§ **Requirement**
Which lines hold the string "einzelpreis"? Copy every one of them.

* * * * * * * * *

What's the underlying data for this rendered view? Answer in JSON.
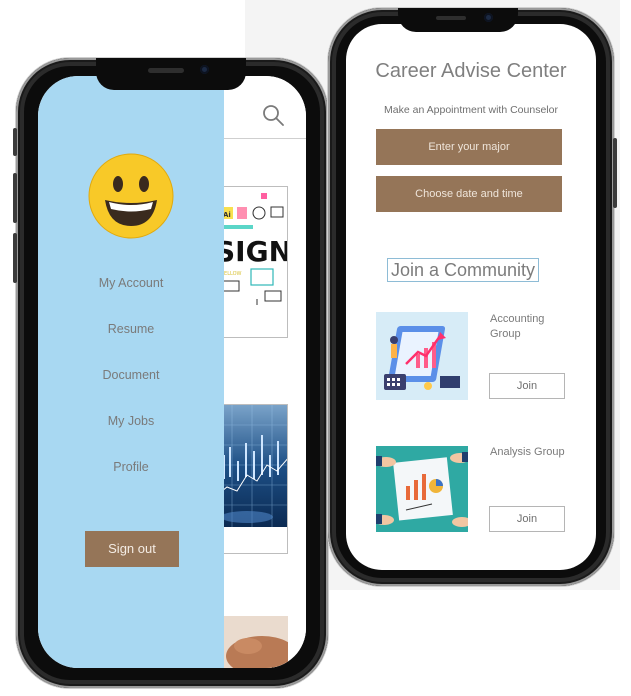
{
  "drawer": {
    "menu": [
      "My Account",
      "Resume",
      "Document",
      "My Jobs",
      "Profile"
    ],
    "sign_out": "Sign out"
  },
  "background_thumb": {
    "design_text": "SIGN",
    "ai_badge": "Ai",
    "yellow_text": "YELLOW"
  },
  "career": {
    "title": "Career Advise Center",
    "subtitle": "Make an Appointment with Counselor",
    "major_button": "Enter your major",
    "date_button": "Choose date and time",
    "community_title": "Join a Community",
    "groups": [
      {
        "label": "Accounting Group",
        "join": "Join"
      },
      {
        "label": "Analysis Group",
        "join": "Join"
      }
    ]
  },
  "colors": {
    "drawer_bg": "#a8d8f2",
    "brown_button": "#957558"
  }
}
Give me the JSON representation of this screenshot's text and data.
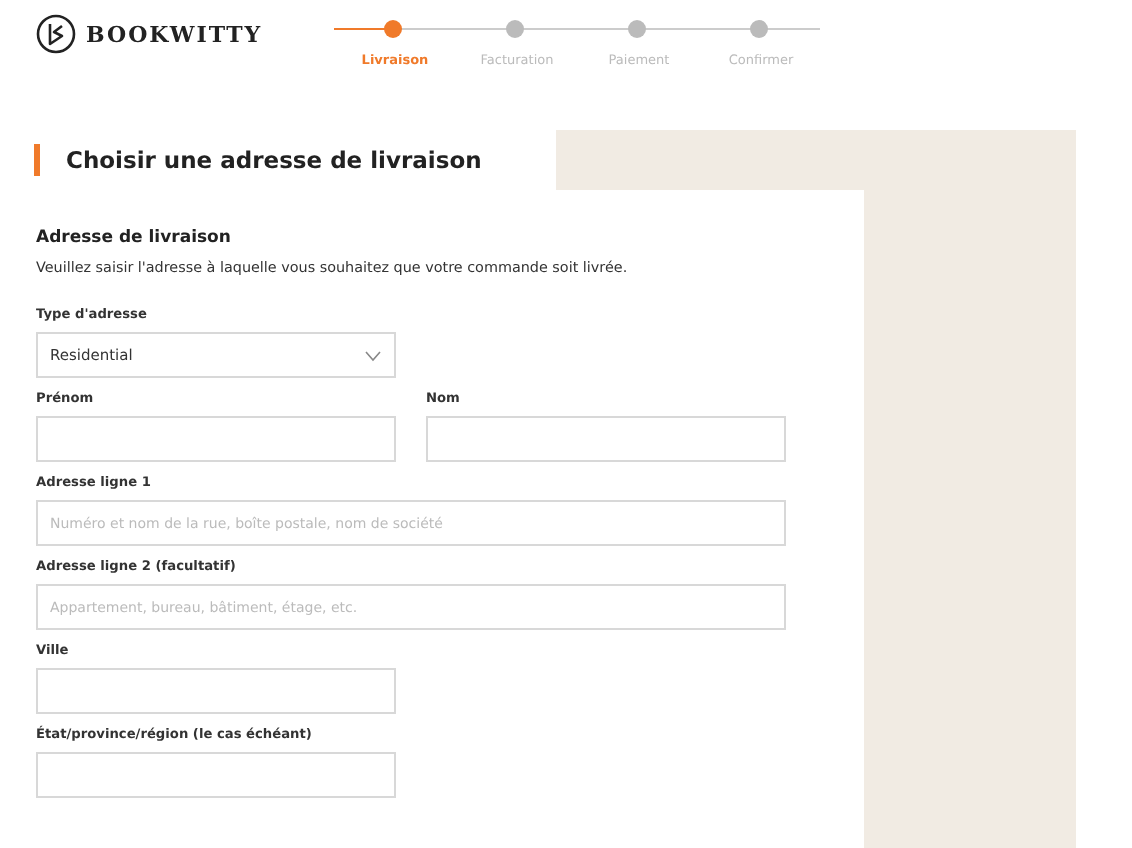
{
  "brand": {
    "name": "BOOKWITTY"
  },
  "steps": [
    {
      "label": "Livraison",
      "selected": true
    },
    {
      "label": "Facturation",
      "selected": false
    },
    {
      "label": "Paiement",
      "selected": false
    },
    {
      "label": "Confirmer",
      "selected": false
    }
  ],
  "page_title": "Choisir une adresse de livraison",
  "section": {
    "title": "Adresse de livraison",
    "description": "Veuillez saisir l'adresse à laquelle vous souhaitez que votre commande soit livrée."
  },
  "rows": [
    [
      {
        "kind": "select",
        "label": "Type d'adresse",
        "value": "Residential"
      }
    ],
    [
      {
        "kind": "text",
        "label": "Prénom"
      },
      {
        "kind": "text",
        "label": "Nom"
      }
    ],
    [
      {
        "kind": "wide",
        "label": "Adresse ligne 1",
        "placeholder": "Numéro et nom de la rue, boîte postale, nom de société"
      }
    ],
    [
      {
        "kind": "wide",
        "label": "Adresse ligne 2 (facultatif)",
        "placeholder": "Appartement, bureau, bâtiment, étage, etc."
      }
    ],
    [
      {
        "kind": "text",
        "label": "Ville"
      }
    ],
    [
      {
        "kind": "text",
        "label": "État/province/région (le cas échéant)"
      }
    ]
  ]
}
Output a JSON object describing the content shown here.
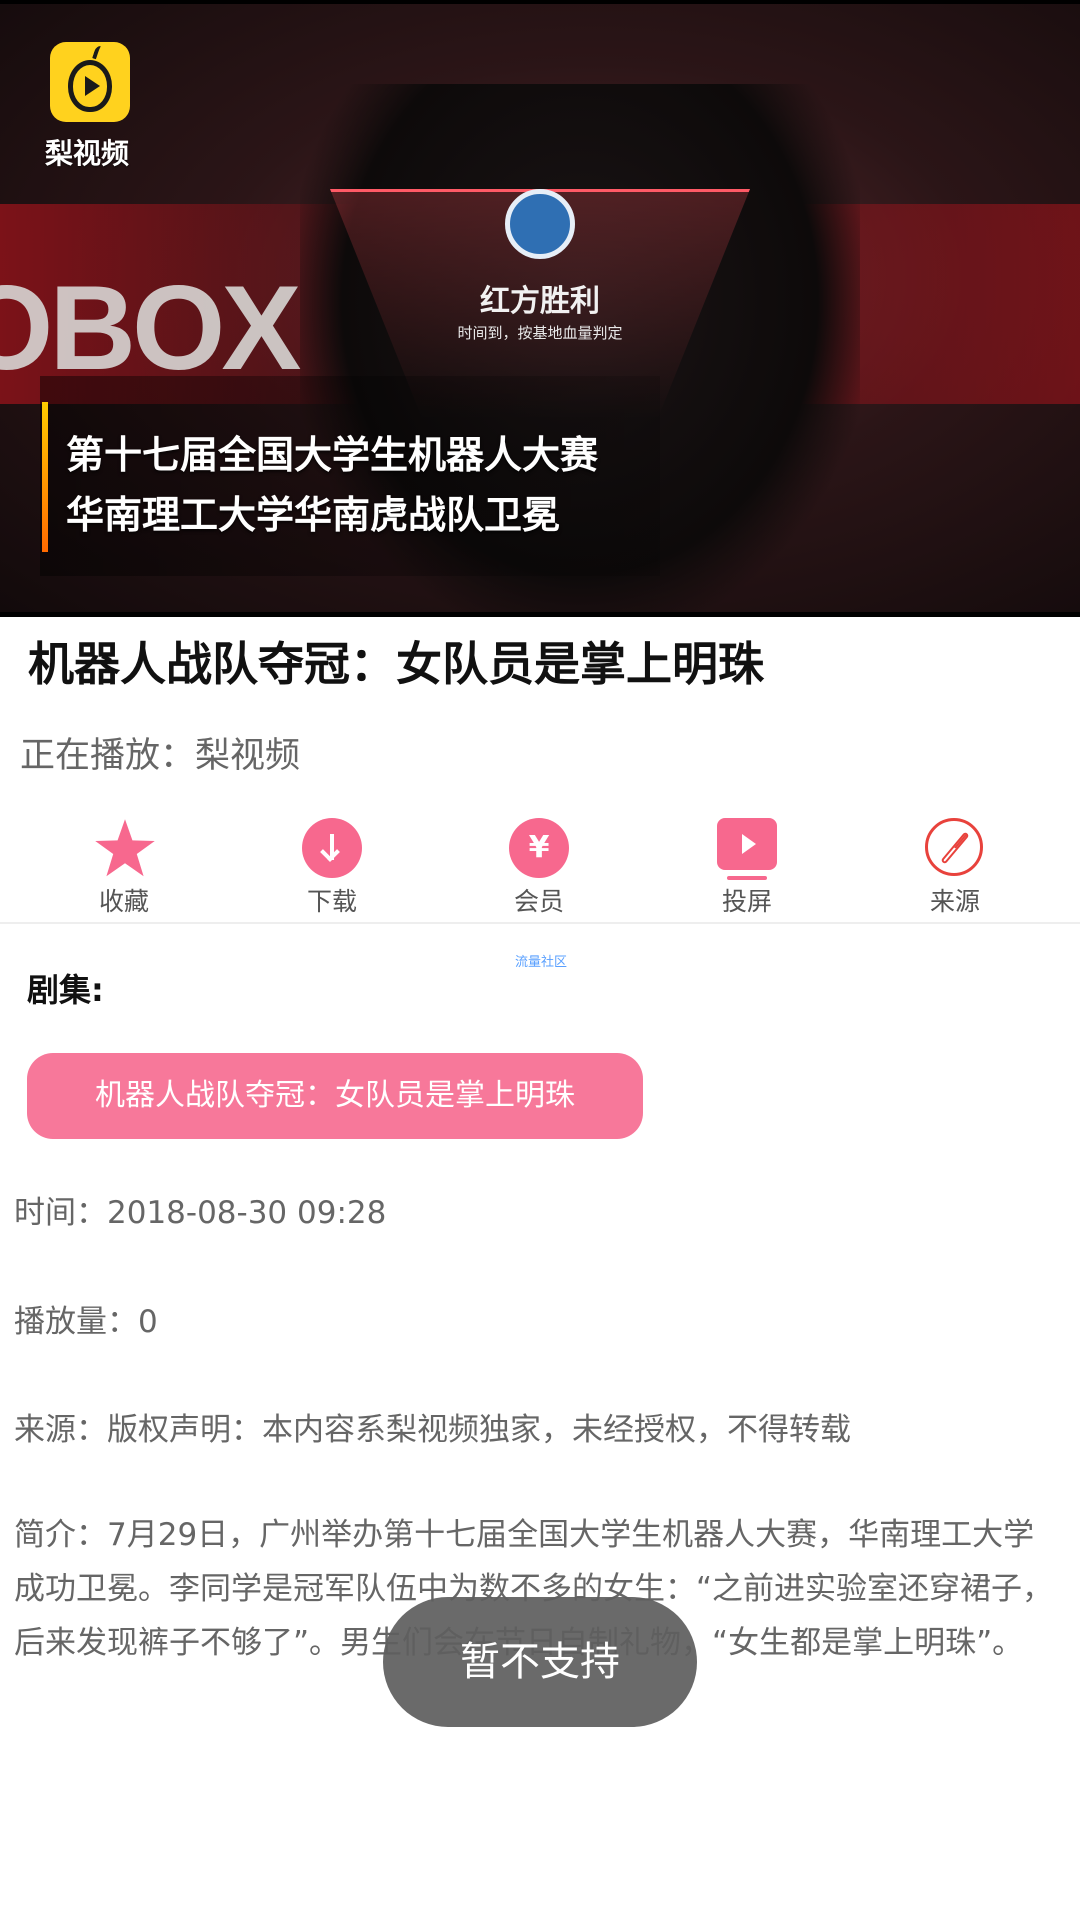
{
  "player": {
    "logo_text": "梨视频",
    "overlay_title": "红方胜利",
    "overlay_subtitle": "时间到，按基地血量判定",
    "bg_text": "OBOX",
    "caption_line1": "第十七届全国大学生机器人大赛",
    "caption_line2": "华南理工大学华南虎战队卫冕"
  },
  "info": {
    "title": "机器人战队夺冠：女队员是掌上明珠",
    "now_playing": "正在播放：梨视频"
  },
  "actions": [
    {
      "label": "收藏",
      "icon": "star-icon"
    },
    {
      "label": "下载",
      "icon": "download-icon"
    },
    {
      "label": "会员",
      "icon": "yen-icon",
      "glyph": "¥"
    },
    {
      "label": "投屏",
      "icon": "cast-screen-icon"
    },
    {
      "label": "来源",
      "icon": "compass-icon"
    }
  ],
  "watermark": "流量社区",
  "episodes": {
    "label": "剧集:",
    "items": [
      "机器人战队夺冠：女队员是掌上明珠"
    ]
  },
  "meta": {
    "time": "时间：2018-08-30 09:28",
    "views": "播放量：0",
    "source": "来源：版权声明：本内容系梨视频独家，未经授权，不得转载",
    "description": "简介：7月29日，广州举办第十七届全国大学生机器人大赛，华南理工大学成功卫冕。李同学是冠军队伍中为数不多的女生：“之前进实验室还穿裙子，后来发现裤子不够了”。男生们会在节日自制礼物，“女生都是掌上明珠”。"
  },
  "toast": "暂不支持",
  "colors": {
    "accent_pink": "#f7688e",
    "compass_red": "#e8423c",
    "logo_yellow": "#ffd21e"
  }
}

* * * * * * * * *

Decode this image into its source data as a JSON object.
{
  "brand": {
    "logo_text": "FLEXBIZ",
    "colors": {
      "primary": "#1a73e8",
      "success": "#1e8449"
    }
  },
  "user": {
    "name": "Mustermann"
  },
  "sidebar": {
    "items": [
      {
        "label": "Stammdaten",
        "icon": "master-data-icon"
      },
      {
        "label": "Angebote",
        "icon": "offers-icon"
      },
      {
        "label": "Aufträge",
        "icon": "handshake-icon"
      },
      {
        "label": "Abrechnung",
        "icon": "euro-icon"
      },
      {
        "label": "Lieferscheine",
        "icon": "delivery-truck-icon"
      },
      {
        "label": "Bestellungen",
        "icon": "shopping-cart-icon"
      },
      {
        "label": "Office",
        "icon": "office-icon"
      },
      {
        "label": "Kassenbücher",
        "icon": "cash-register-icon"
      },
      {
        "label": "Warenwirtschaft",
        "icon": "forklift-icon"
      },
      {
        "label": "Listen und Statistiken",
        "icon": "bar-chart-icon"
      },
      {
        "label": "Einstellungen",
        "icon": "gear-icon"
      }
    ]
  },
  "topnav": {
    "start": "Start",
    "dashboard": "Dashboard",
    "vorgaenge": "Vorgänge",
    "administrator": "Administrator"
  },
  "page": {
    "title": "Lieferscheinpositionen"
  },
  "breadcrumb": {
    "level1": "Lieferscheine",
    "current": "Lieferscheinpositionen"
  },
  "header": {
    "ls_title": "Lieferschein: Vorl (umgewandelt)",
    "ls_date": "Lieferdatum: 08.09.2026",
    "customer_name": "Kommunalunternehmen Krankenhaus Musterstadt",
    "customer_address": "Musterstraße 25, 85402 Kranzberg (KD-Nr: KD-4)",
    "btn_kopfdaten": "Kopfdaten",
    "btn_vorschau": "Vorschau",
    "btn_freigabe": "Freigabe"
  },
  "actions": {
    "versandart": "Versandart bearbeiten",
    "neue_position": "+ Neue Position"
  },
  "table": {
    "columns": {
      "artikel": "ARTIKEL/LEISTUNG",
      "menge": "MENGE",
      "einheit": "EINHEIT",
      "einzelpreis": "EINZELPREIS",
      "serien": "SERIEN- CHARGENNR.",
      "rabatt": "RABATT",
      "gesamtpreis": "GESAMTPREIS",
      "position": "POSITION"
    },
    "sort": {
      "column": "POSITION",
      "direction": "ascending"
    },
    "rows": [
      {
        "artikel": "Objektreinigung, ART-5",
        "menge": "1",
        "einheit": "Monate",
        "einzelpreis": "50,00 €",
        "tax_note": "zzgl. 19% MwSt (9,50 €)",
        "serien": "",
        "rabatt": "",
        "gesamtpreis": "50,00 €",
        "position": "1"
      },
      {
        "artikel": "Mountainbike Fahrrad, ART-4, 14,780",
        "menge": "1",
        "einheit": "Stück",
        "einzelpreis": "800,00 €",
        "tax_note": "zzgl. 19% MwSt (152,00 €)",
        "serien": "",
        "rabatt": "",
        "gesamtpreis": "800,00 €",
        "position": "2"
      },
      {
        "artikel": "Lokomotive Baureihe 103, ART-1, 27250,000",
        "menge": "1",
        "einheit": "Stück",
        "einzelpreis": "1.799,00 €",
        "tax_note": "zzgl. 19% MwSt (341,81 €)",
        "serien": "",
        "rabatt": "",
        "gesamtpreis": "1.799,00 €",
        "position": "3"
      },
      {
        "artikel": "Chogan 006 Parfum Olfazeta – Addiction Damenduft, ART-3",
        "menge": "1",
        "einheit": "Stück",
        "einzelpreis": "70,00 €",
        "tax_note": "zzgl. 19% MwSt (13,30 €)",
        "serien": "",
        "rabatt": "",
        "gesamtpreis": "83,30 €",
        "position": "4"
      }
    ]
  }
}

* * * * * * * * *

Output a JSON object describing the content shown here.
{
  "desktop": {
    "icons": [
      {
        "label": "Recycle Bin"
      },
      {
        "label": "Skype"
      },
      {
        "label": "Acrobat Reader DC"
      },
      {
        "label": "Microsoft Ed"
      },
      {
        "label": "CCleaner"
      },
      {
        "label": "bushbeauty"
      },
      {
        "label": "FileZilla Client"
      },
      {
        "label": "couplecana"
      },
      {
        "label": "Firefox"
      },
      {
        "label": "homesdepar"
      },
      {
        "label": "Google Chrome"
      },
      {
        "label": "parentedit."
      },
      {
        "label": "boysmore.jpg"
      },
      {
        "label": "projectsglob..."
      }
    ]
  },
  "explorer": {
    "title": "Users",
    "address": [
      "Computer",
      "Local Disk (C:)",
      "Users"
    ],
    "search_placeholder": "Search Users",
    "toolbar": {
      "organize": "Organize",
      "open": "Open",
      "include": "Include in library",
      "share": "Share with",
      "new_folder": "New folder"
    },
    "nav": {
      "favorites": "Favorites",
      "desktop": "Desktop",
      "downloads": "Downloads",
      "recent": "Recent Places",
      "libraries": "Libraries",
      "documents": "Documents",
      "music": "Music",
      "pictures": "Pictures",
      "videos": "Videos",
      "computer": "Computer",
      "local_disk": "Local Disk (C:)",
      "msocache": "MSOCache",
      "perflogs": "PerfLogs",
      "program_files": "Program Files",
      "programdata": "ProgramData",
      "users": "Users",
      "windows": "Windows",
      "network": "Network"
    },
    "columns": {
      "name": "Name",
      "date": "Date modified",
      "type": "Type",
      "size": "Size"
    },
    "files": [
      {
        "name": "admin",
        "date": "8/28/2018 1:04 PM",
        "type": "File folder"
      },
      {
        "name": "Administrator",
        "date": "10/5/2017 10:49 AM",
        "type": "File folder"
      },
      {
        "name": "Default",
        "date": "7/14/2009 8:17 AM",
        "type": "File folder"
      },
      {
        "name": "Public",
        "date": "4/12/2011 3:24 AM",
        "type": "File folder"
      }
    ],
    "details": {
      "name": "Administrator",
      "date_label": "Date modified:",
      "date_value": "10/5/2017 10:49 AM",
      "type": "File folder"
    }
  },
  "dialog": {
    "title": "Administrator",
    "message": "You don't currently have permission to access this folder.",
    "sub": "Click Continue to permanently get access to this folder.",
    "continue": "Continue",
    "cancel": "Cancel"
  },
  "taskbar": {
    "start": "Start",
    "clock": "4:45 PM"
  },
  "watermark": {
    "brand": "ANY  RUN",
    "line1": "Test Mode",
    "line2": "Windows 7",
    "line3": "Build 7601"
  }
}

* * * * * * * * *

§ **Finished task**
      "einzelpreis": "EINZELPREIS",
        "einzelpreis": "50,00 €",
        "einzelpreis": "800,00 €",
        "einzelpreis": "1.799,00 €",
        "einzelpreis": "70,00 €",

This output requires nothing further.